Dataset records:
□ □ □

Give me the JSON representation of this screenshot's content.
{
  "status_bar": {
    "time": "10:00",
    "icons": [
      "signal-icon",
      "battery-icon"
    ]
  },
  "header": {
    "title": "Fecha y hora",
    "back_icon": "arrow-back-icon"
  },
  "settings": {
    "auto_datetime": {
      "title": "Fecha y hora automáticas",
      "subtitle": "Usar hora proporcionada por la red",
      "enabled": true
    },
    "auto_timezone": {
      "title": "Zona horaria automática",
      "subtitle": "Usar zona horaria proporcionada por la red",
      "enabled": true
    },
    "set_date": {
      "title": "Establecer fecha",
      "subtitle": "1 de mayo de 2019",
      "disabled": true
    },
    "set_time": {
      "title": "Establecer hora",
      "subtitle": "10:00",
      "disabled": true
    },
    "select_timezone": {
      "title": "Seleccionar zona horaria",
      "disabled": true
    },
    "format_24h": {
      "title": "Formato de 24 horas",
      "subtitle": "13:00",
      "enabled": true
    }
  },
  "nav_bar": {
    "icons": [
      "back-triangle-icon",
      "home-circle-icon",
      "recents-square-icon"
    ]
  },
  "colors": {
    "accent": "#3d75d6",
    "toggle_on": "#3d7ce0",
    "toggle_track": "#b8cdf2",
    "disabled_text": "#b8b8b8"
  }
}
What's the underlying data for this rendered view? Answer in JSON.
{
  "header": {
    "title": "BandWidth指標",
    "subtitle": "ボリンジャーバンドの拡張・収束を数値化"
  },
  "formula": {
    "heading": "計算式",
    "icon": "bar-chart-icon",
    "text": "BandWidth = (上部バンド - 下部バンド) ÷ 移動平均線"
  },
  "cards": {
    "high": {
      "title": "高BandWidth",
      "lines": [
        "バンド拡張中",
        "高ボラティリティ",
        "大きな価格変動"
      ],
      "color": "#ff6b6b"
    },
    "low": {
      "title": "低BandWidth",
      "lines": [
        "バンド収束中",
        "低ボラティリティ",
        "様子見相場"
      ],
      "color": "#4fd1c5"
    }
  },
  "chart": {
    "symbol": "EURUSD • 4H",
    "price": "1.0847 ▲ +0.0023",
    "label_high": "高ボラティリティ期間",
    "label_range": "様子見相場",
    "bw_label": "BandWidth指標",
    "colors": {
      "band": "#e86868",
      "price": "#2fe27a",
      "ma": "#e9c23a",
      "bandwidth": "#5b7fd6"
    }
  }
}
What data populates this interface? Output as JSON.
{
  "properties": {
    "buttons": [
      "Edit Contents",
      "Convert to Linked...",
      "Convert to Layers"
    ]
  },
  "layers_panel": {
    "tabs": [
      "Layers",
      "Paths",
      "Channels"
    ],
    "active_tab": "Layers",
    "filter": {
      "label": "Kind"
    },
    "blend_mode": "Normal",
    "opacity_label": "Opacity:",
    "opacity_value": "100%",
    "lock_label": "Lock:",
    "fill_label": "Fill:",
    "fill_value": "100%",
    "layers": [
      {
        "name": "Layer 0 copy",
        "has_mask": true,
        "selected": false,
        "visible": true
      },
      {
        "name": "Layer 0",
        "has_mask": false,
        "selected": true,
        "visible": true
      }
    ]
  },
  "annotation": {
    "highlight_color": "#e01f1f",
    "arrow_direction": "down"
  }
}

□ □ □

◆ EXERCISE DESCRIPTION ◆
Quote only the lines from the line containing "What data populates" through the end of the listing, please, keeping both the first and the last line.

◆ OUTPUT BELOW ◆
What data populates this interface? Output as JSON.
{
  "properties": {
    "buttons": [
      "Edit Contents",
      "Convert to Linked...",
      "Convert to Layers"
    ]
  },
  "layers_panel": {
    "tabs": [
      "Layers",
      "Paths",
      "Channels"
    ],
    "active_tab": "Layers",
    "filter": {
      "label": "Kind"
    },
    "blend_mode": "Normal",
    "opacity_label": "Opacity:",
    "opacity_value": "100%",
    "lock_label": "Lock:",
    "fill_label": "Fill:",
    "fill_value": "100%",
    "layers": [
      {
        "name": "Layer 0 copy",
        "has_mask": true,
        "selected": false,
        "visible": true
      },
      {
        "name": "Layer 0",
        "has_mask": false,
        "selected": true,
        "visible": true
      }
    ]
  },
  "annotation": {
    "highlight_color": "#e01f1f",
    "arrow_direction": "down"
  }
}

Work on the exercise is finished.